Work through the data below and give the number of lines holding "negative", nothing more.
━━ Records for the task
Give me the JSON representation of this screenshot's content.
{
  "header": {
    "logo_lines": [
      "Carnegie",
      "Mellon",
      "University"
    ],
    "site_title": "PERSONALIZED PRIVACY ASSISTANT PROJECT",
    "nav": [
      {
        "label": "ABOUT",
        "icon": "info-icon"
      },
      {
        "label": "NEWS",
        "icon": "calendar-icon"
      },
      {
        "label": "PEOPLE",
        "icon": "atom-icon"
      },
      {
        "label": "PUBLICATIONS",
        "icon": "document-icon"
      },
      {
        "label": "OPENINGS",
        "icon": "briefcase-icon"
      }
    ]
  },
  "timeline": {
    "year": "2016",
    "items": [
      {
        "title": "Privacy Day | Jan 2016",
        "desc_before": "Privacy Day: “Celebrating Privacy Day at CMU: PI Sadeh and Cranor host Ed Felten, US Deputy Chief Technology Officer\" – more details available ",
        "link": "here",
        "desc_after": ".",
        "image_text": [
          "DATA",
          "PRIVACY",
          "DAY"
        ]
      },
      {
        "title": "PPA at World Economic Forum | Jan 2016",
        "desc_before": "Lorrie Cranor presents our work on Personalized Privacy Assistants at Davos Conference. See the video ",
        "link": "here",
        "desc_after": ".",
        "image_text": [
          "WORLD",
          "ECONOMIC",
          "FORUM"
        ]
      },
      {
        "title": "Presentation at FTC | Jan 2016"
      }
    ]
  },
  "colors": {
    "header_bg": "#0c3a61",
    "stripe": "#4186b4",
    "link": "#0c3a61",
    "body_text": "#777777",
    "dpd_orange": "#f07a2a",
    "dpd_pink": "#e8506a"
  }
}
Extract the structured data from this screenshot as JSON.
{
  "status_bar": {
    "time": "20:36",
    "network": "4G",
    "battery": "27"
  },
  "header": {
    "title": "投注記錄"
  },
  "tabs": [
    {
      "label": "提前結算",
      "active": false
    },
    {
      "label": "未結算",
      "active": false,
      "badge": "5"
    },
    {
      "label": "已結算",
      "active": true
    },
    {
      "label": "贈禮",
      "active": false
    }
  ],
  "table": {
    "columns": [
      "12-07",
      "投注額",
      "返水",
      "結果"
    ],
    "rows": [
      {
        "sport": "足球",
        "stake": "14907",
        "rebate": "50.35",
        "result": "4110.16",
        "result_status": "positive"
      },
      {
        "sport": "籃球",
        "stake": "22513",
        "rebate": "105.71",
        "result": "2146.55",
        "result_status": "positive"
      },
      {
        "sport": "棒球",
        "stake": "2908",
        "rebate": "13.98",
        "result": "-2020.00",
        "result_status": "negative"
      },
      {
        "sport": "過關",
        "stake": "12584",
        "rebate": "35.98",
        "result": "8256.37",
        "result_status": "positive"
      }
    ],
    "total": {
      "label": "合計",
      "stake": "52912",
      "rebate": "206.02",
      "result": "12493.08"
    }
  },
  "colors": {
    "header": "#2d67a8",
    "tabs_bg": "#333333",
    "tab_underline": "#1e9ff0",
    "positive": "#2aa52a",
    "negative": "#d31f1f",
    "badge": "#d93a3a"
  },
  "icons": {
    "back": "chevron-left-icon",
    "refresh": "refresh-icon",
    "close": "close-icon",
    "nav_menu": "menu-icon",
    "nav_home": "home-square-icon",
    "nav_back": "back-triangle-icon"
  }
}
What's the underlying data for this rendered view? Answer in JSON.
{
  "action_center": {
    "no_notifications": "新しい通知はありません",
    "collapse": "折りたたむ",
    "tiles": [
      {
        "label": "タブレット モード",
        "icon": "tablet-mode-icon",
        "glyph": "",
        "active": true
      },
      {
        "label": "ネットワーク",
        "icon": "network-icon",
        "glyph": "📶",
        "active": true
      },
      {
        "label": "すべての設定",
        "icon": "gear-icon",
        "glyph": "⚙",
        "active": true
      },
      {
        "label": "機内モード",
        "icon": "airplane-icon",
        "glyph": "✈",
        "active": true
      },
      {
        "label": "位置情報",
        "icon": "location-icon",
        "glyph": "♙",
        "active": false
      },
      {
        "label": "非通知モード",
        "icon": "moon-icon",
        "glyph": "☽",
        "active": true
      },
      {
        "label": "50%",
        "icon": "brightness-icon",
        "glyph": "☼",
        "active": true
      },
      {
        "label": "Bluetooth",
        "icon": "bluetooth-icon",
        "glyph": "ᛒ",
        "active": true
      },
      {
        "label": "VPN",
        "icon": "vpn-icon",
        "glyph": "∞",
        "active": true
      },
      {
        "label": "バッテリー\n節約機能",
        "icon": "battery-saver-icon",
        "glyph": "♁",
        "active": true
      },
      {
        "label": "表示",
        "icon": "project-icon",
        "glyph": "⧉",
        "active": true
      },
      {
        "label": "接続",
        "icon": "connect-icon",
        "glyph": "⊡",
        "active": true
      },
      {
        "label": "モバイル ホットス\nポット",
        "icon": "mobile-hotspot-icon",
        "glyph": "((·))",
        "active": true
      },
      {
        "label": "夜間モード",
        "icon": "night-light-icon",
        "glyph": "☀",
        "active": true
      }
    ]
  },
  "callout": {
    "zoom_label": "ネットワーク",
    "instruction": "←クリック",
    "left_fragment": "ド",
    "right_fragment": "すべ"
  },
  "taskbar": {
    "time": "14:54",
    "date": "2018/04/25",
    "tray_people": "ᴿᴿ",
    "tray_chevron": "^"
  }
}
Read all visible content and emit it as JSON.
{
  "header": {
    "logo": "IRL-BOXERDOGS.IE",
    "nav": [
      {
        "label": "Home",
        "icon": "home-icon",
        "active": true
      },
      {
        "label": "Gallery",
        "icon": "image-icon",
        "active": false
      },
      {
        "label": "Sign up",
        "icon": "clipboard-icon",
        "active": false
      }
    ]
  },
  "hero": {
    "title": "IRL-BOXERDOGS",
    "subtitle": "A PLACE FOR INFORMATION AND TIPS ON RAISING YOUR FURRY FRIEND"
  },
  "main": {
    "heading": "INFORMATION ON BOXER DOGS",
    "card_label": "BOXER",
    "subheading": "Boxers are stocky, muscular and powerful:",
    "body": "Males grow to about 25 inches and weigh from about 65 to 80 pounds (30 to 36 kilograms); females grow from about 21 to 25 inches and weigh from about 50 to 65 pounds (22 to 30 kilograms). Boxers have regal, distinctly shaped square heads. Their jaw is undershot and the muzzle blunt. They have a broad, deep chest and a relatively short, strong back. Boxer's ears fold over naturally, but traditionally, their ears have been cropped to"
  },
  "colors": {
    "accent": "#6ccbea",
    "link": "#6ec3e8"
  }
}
━━━━
**Expected answer**
2